● EXERCISE PROMPT:
For each line below that includes the word "když", make a copy.

● SOURCE MATERIAL:
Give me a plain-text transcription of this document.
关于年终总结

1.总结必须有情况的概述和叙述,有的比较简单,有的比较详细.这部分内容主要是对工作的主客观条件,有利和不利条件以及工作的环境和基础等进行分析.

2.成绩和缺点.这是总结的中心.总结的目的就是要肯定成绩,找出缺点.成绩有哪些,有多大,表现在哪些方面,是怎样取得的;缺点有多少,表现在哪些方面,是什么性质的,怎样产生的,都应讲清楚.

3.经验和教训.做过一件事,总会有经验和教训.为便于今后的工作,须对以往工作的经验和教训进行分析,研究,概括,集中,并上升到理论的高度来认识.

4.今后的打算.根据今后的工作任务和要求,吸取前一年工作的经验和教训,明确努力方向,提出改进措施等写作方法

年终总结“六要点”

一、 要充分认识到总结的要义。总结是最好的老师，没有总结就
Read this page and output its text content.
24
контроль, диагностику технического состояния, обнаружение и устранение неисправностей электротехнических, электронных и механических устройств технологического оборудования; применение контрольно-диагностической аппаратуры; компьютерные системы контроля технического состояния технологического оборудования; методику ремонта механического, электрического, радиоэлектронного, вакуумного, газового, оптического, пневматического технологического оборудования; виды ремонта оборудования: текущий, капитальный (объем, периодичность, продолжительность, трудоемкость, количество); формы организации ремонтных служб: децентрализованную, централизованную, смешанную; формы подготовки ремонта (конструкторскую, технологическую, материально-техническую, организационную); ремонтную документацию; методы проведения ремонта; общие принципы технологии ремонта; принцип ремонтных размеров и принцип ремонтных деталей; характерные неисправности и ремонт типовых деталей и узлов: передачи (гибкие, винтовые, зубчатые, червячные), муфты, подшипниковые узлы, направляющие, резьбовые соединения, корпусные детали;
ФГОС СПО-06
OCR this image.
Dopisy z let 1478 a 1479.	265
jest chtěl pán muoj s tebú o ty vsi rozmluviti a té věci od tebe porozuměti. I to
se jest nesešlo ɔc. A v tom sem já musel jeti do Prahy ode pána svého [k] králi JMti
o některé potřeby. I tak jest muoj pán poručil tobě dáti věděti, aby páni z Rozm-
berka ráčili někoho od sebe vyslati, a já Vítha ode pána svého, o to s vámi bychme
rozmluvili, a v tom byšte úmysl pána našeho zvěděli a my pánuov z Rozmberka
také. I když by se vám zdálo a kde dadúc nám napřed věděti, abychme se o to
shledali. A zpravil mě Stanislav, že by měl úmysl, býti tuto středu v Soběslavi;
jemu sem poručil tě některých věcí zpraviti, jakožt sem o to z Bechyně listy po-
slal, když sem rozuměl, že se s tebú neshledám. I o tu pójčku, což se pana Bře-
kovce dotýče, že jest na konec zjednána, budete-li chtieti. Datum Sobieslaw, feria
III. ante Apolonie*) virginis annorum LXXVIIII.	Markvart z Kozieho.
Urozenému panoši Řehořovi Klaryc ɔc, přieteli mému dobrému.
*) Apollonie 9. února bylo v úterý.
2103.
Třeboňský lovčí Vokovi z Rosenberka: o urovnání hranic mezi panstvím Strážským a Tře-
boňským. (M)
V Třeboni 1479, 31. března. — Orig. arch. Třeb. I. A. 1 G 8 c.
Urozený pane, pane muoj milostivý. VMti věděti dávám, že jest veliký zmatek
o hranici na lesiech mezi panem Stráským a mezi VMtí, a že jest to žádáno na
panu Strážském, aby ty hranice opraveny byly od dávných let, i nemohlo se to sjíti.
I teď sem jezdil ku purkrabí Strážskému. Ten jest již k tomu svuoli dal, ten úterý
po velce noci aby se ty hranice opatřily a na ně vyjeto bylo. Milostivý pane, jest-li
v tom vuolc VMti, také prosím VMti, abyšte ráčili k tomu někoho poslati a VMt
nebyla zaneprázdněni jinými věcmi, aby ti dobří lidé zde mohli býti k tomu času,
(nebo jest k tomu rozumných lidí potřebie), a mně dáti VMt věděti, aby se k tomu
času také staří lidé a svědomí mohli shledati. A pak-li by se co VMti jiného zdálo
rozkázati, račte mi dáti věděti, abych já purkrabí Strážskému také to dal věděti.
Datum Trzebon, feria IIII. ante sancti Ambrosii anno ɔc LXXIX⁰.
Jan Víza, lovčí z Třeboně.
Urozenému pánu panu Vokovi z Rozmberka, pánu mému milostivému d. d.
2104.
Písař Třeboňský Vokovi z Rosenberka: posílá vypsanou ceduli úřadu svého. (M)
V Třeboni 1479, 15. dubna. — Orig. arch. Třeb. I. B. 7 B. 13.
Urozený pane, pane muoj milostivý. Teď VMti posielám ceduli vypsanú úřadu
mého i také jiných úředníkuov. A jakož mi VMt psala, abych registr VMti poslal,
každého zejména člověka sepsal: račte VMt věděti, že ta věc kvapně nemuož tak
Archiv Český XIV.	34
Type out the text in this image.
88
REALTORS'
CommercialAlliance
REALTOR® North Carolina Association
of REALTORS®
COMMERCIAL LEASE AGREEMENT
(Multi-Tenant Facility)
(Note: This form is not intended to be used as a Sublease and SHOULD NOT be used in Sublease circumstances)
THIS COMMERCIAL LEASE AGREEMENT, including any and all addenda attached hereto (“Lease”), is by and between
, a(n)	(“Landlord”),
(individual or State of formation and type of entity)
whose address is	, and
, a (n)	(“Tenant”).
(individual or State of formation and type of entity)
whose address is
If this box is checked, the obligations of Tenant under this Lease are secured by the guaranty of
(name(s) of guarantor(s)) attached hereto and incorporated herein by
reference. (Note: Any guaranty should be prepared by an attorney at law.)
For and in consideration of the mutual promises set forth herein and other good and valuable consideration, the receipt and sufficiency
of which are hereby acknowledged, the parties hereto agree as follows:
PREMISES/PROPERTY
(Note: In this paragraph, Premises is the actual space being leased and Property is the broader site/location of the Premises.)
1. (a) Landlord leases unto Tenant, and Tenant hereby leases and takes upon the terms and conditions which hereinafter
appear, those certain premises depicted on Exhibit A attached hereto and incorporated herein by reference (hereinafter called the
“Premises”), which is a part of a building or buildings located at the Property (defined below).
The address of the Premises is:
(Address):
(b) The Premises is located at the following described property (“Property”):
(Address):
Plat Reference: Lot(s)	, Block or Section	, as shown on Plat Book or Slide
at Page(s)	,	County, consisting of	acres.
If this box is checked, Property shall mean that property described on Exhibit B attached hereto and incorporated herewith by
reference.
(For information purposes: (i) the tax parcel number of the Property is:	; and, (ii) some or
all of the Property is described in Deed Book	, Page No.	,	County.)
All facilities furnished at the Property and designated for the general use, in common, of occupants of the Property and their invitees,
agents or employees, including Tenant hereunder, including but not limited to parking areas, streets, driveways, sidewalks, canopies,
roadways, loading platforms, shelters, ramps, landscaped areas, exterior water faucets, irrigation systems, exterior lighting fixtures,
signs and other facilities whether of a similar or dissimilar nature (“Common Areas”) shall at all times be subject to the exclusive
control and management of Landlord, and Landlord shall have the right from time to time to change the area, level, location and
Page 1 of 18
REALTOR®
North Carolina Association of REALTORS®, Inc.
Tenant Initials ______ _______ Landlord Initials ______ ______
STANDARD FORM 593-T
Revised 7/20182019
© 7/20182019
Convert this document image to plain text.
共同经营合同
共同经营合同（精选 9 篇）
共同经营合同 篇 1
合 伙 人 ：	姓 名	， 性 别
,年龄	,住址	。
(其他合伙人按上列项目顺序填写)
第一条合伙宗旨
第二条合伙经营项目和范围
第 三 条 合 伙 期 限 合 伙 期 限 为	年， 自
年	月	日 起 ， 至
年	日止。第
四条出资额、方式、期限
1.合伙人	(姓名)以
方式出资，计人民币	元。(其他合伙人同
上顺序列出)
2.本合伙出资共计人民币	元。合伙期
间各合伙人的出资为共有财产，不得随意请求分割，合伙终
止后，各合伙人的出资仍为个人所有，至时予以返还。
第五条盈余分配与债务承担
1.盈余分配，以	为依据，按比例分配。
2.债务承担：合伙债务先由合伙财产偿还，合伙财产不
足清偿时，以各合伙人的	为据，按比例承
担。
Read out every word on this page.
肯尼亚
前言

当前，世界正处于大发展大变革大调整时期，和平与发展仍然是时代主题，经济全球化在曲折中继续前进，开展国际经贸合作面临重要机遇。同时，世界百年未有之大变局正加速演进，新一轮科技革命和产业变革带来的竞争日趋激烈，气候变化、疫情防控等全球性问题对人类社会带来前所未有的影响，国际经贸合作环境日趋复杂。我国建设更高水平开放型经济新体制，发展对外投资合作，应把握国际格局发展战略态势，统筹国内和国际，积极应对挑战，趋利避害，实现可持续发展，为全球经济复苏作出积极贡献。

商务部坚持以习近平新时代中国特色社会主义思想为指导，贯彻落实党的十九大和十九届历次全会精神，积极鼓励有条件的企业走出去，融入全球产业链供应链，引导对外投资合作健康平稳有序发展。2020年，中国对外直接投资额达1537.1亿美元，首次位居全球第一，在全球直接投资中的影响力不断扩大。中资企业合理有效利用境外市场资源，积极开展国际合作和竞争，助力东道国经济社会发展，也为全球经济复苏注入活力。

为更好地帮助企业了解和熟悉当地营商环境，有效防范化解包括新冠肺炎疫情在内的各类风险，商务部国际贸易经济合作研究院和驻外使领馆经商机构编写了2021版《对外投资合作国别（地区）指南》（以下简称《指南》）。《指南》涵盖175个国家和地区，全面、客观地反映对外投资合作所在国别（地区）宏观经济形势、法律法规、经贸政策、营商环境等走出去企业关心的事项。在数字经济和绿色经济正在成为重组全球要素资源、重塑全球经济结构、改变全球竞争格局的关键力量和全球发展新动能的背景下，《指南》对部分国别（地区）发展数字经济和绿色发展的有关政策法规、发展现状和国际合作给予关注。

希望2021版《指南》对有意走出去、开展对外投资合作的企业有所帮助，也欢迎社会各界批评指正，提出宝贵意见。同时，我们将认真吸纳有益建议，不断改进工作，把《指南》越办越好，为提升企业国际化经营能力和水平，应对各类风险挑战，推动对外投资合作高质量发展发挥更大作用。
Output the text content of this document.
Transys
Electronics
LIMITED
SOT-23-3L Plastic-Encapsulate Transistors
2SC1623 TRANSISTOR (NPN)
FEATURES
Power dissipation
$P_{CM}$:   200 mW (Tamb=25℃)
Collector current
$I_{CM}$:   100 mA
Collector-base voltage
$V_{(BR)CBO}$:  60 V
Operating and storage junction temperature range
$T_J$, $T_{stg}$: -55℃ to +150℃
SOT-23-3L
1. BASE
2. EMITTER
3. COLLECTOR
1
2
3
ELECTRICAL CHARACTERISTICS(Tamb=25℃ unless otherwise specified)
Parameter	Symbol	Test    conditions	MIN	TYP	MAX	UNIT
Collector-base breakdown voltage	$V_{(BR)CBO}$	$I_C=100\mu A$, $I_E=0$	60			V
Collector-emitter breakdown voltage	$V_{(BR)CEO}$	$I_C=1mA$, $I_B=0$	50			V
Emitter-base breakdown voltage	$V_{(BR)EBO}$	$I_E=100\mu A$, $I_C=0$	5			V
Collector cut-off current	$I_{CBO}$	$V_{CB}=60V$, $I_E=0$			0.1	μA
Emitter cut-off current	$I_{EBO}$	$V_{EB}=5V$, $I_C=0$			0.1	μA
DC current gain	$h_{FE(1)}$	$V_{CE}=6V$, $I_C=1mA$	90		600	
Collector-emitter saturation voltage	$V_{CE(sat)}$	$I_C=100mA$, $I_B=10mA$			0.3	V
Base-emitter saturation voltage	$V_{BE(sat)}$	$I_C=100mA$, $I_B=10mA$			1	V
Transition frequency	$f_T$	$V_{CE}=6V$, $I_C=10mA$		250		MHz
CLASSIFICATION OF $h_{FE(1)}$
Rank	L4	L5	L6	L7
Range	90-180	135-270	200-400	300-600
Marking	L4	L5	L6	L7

● RESULT:
také. I když by se vám zdálo a kde dadúc nám napřed věděti, abychme se o to
slal, když sem rozuměl, že se s tebú neshledám. I o tu pójčku, což se pana Bře-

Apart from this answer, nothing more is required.